Take the material below and retype it in full; pictures are left out.

● ● ● ● ●

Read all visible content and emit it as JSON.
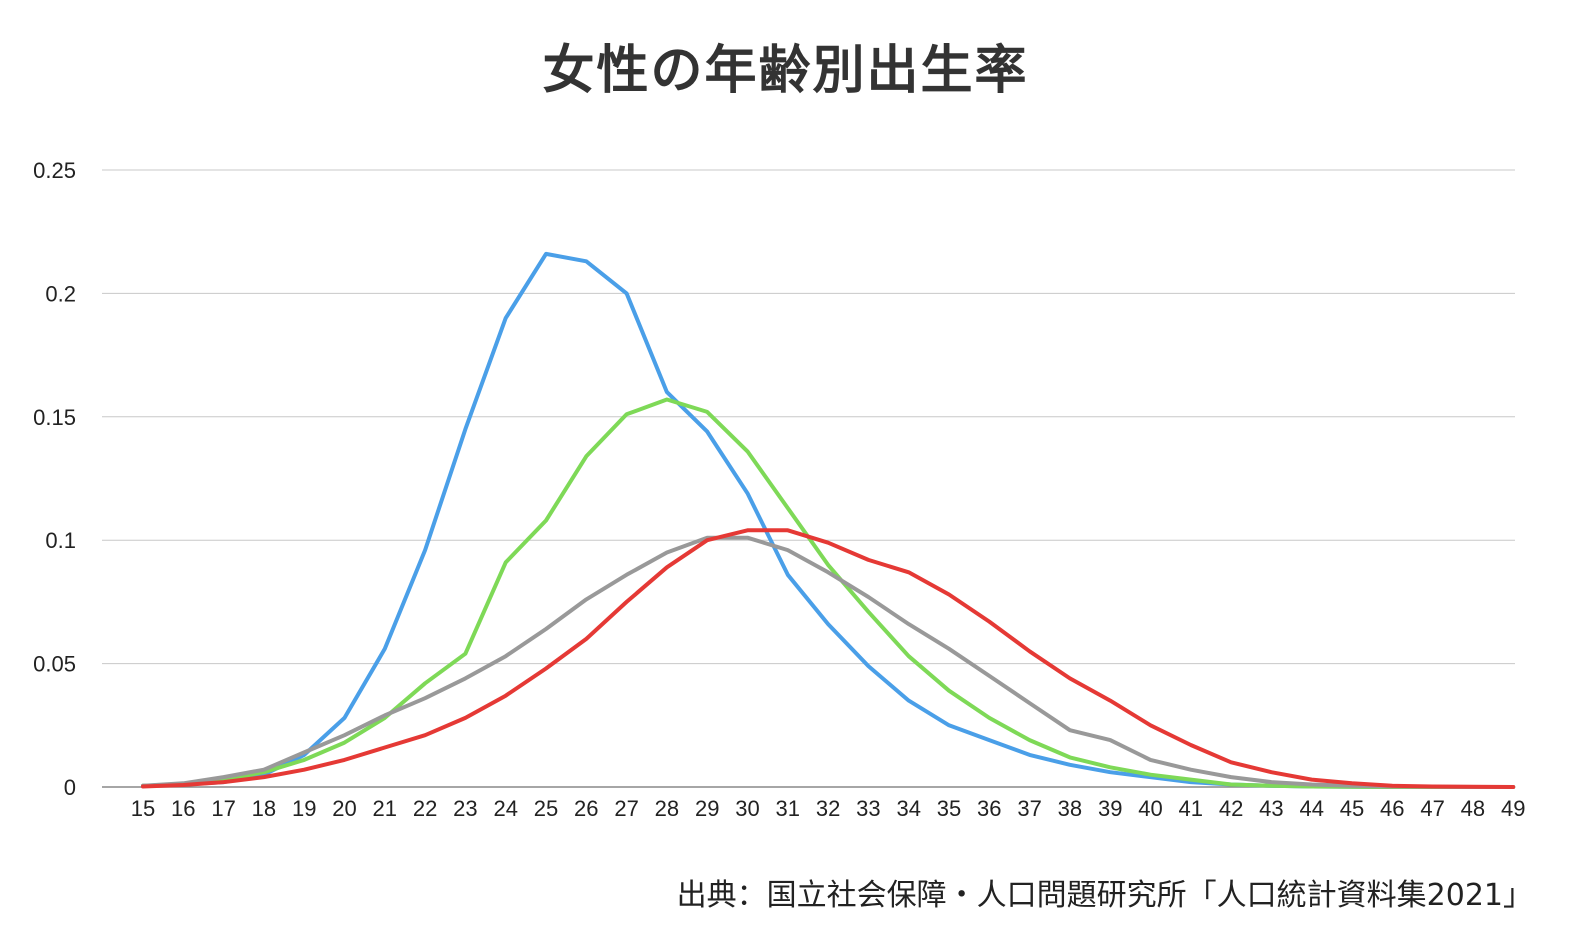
{
  "chart_data": {
    "type": "line",
    "title": "女性の年齢別出生率",
    "xlabel": "",
    "ylabel": "",
    "x": [
      15,
      16,
      17,
      18,
      19,
      20,
      21,
      22,
      23,
      24,
      25,
      26,
      27,
      28,
      29,
      30,
      31,
      32,
      33,
      34,
      35,
      36,
      37,
      38,
      39,
      40,
      41,
      42,
      43,
      44,
      45,
      46,
      47,
      48,
      49
    ],
    "ylim": [
      0,
      0.25
    ],
    "yticks": [
      0,
      0.05,
      0.1,
      0.15,
      0.2,
      0.25
    ],
    "ytick_labels": [
      "0",
      "0.05",
      "0.1",
      "0.15",
      "0.2",
      "0.25"
    ],
    "grid": true,
    "legend": "none",
    "series": [
      {
        "color": "#4a9fe8",
        "values": [
          0.0005,
          0.001,
          0.002,
          0.005,
          0.013,
          0.028,
          0.056,
          0.096,
          0.145,
          0.19,
          0.216,
          0.213,
          0.2,
          0.16,
          0.144,
          0.119,
          0.086,
          0.066,
          0.049,
          0.035,
          0.025,
          0.019,
          0.013,
          0.009,
          0.006,
          0.004,
          0.002,
          0.001,
          0.0005,
          0.0002,
          0.0001,
          0,
          0,
          0,
          0
        ]
      },
      {
        "color": "#7ed957",
        "values": [
          0.0005,
          0.001,
          0.003,
          0.006,
          0.011,
          0.018,
          0.028,
          0.042,
          0.054,
          0.091,
          0.108,
          0.134,
          0.151,
          0.157,
          0.152,
          0.136,
          0.113,
          0.09,
          0.071,
          0.053,
          0.039,
          0.028,
          0.019,
          0.012,
          0.008,
          0.005,
          0.003,
          0.001,
          0.0005,
          0.0002,
          0.0001,
          0,
          0,
          0,
          0
        ]
      },
      {
        "color": "#999999",
        "values": [
          0.0005,
          0.0015,
          0.004,
          0.007,
          0.014,
          0.021,
          0.029,
          0.036,
          0.044,
          0.053,
          0.064,
          0.076,
          0.086,
          0.095,
          0.101,
          0.101,
          0.096,
          0.087,
          0.077,
          0.066,
          0.056,
          0.045,
          0.034,
          0.023,
          0.019,
          0.011,
          0.007,
          0.004,
          0.002,
          0.001,
          0.0005,
          0.0002,
          0.0001,
          0,
          0
        ]
      },
      {
        "color": "#e53935",
        "values": [
          0.0002,
          0.0008,
          0.002,
          0.004,
          0.007,
          0.011,
          0.016,
          0.021,
          0.028,
          0.037,
          0.048,
          0.06,
          0.075,
          0.089,
          0.1,
          0.104,
          0.104,
          0.099,
          0.092,
          0.087,
          0.078,
          0.067,
          0.055,
          0.044,
          0.035,
          0.025,
          0.017,
          0.01,
          0.006,
          0.003,
          0.0015,
          0.0005,
          0.0002,
          0.0001,
          0
        ]
      }
    ]
  },
  "source": "出典：国立社会保障・人口問題研究所「人口統計資料集2021」"
}
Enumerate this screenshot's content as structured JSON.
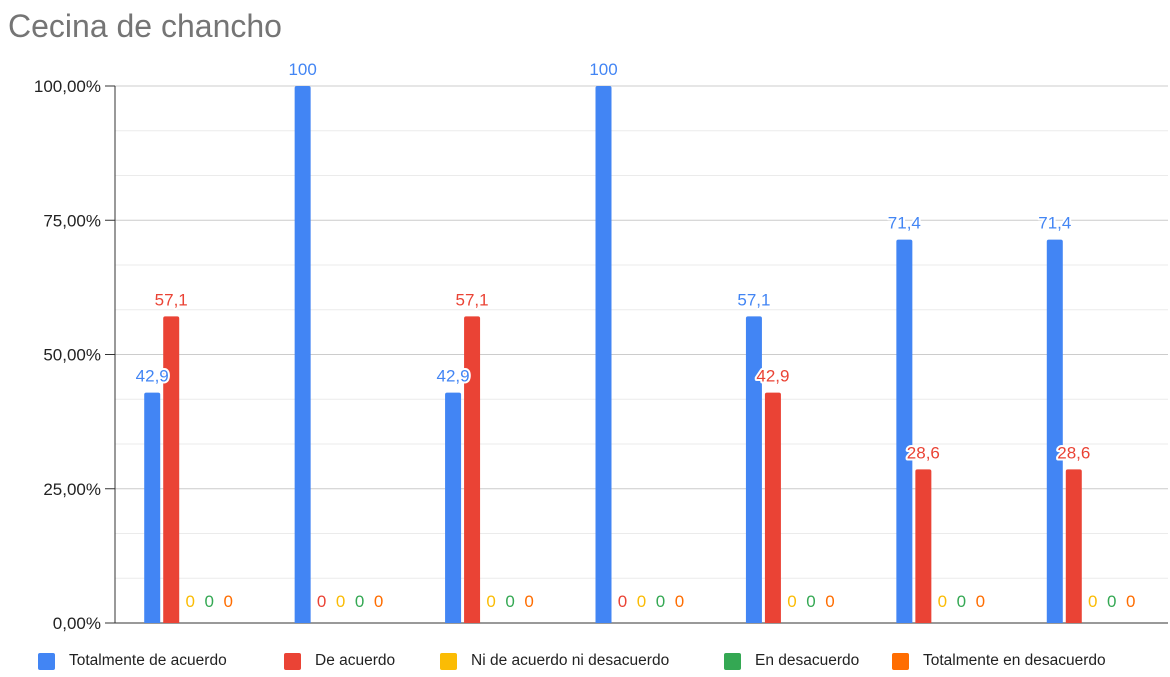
{
  "chart_data": {
    "type": "bar",
    "title": "Cecina de chancho",
    "xlabel": "",
    "ylabel": "",
    "ylim": [
      0,
      100
    ],
    "yticks": [
      0,
      25,
      50,
      75,
      100
    ],
    "ytick_labels": [
      "0,00%",
      "25,00%",
      "50,00%",
      "75,00%",
      "100,00%"
    ],
    "grid": true,
    "legend_position": "bottom",
    "categories": [
      "",
      "",
      "",
      "",
      "",
      "",
      ""
    ],
    "series": [
      {
        "name": "Totalmente de acuerdo",
        "color": "#4285f4",
        "values": [
          42.9,
          100,
          42.9,
          100,
          57.1,
          71.4,
          71.4
        ],
        "labels": [
          "42,9",
          "100",
          "42,9",
          "100",
          "57,1",
          "71,4",
          "71,4"
        ]
      },
      {
        "name": "De acuerdo",
        "color": "#ea4335",
        "values": [
          57.1,
          0,
          57.1,
          0,
          42.9,
          28.6,
          28.6
        ],
        "labels": [
          "57,1",
          "0",
          "57,1",
          "0",
          "42,9",
          "28,6",
          "28,6"
        ]
      },
      {
        "name": "Ni de acuerdo ni desacuerdo",
        "color": "#fbbc04",
        "values": [
          0,
          0,
          0,
          0,
          0,
          0,
          0
        ],
        "labels": [
          "0",
          "0",
          "0",
          "0",
          "0",
          "0",
          "0"
        ]
      },
      {
        "name": "En desacuerdo",
        "color": "#34a853",
        "values": [
          0,
          0,
          0,
          0,
          0,
          0,
          0
        ],
        "labels": [
          "0",
          "0",
          "0",
          "0",
          "0",
          "0",
          "0"
        ]
      },
      {
        "name": "Totalmente en desacuerdo",
        "color": "#ff6d01",
        "values": [
          0,
          0,
          0,
          0,
          0,
          0,
          0
        ],
        "labels": [
          "0",
          "0",
          "0",
          "0",
          "0",
          "0",
          "0"
        ]
      }
    ]
  }
}
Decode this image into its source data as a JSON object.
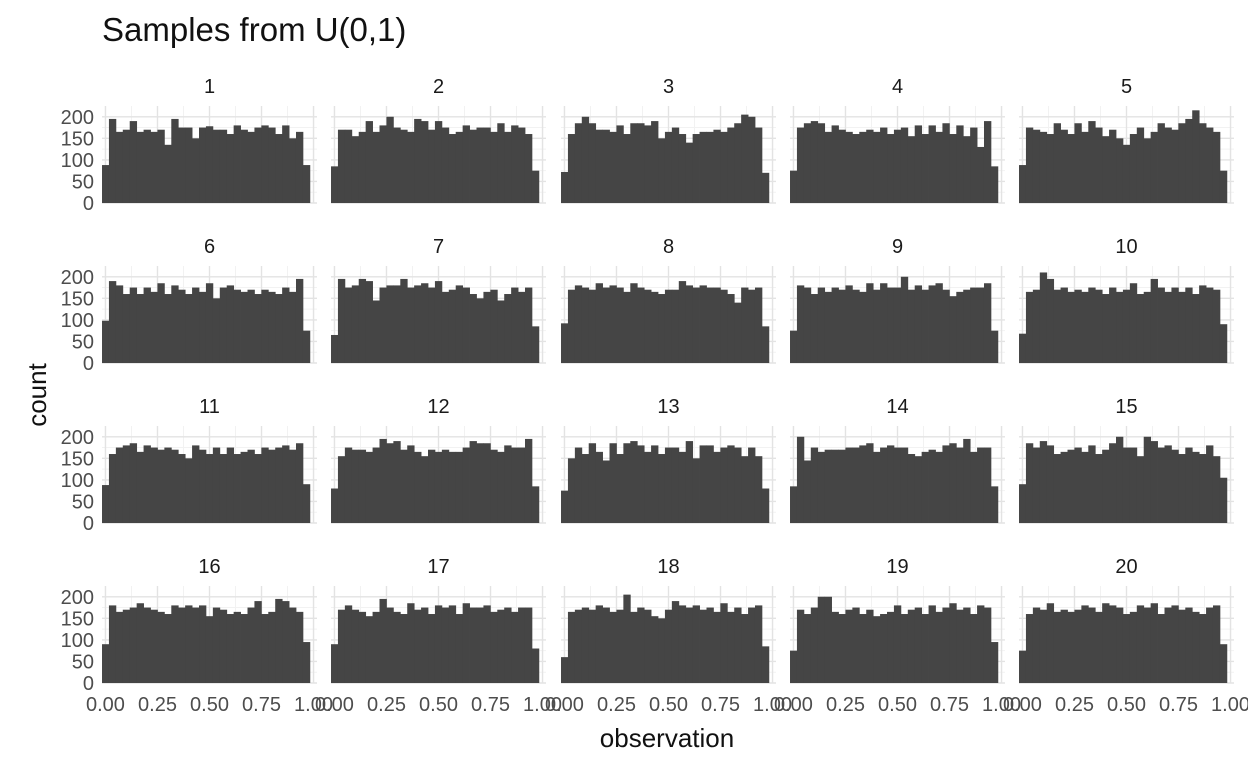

● ● ● ● ●

**TASK RESPONSE**
Read all visible content and emit it as JSON.
{
  "chart_data": {
    "type": "line",
    "title": "女性の年齢別出生率",
    "xlabel": "",
    "ylabel": "",
    "x": [
      15,
      16,
      17,
      18,
      19,
      20,
      21,
      22,
      23,
      24,
      25,
      26,
      27,
      28,
      29,
      30,
      31,
      32,
      33,
      34,
      35,
      36,
      37,
      38,
      39,
      40,
      41,
      42,
      43,
      44,
      45,
      46,
      47,
      48,
      49
    ],
    "ylim": [
      0,
      0.25
    ],
    "yticks": [
      0,
      0.05,
      0.1,
      0.15,
      0.2,
      0.25
    ],
    "ytick_labels": [
      "0",
      "0.05",
      "0.1",
      "0.15",
      "0.2",
      "0.25"
    ],
    "grid": true,
    "legend": "none",
    "series": [
      {
        "color": "#4a9fe8",
        "values": [
          0.0005,
          0.001,
          0.002,
          0.005,
          0.013,
          0.028,
          0.056,
          0.096,
          0.145,
          0.19,
          0.216,
          0.213,
          0.2,
          0.16,
          0.144,
          0.119,
          0.086,
          0.066,
          0.049,
          0.035,
          0.025,
          0.019,
          0.013,
          0.009,
          0.006,
          0.004,
          0.002,
          0.001,
          0.0005,
          0.0002,
          0.0001,
          0,
          0,
          0,
          0
        ]
      },
      {
        "color": "#7ed957",
        "values": [
          0.0005,
          0.001,
          0.003,
          0.006,
          0.011,
          0.018,
          0.028,
          0.042,
          0.054,
          0.091,
          0.108,
          0.134,
          0.151,
          0.157,
          0.152,
          0.136,
          0.113,
          0.09,
          0.071,
          0.053,
          0.039,
          0.028,
          0.019,
          0.012,
          0.008,
          0.005,
          0.003,
          0.001,
          0.0005,
          0.0002,
          0.0001,
          0,
          0,
          0,
          0
        ]
      },
      {
        "color": "#999999",
        "values": [
          0.0005,
          0.0015,
          0.004,
          0.007,
          0.014,
          0.021,
          0.029,
          0.036,
          0.044,
          0.053,
          0.064,
          0.076,
          0.086,
          0.095,
          0.101,
          0.101,
          0.096,
          0.087,
          0.077,
          0.066,
          0.056,
          0.045,
          0.034,
          0.023,
          0.019,
          0.011,
          0.007,
          0.004,
          0.002,
          0.001,
          0.0005,
          0.0002,
          0.0001,
          0,
          0
        ]
      },
      {
        "color": "#e53935",
        "values": [
          0.0002,
          0.0008,
          0.002,
          0.004,
          0.007,
          0.011,
          0.016,
          0.021,
          0.028,
          0.037,
          0.048,
          0.06,
          0.075,
          0.089,
          0.1,
          0.104,
          0.104,
          0.099,
          0.092,
          0.087,
          0.078,
          0.067,
          0.055,
          0.044,
          0.035,
          0.025,
          0.017,
          0.01,
          0.006,
          0.003,
          0.0015,
          0.0005,
          0.0002,
          0.0001,
          0
        ]
      }
    ]
  },
  "source": "出典：国立社会保障・人口問題研究所「人口統計資料集2021」"
}
Enumerate this screenshot's content as structured JSON.
{
  "chart_data": {
    "type": "bar",
    "title": "Cecina de chancho",
    "xlabel": "",
    "ylabel": "",
    "ylim": [
      0,
      100
    ],
    "yticks": [
      0,
      25,
      50,
      75,
      100
    ],
    "ytick_labels": [
      "0,00%",
      "25,00%",
      "50,00%",
      "75,00%",
      "100,00%"
    ],
    "grid": true,
    "legend_position": "bottom",
    "categories": [
      "",
      "",
      "",
      "",
      "",
      "",
      ""
    ],
    "series": [
      {
        "name": "Totalmente de acuerdo",
        "color": "#4285f4",
        "values": [
          42.9,
          100,
          42.9,
          100,
          57.1,
          71.4,
          71.4
        ],
        "labels": [
          "42,9",
          "100",
          "42,9",
          "100",
          "57,1",
          "71,4",
          "71,4"
        ]
      },
      {
        "name": "De acuerdo",
        "color": "#ea4335",
        "values": [
          57.1,
          0,
          57.1,
          0,
          42.9,
          28.6,
          28.6
        ],
        "labels": [
          "57,1",
          "0",
          "57,1",
          "0",
          "42,9",
          "28,6",
          "28,6"
        ]
      },
      {
        "name": "Ni de acuerdo ni desacuerdo",
        "color": "#fbbc04",
        "values": [
          0,
          0,
          0,
          0,
          0,
          0,
          0
        ],
        "labels": [
          "0",
          "0",
          "0",
          "0",
          "0",
          "0",
          "0"
        ]
      },
      {
        "name": "En desacuerdo",
        "color": "#34a853",
        "values": [
          0,
          0,
          0,
          0,
          0,
          0,
          0
        ],
        "labels": [
          "0",
          "0",
          "0",
          "0",
          "0",
          "0",
          "0"
        ]
      },
      {
        "name": "Totalmente en desacuerdo",
        "color": "#ff6d01",
        "values": [
          0,
          0,
          0,
          0,
          0,
          0,
          0
        ],
        "labels": [
          "0",
          "0",
          "0",
          "0",
          "0",
          "0",
          "0"
        ]
      }
    ]
  }
}
Decode this image into its source data as a JSON object.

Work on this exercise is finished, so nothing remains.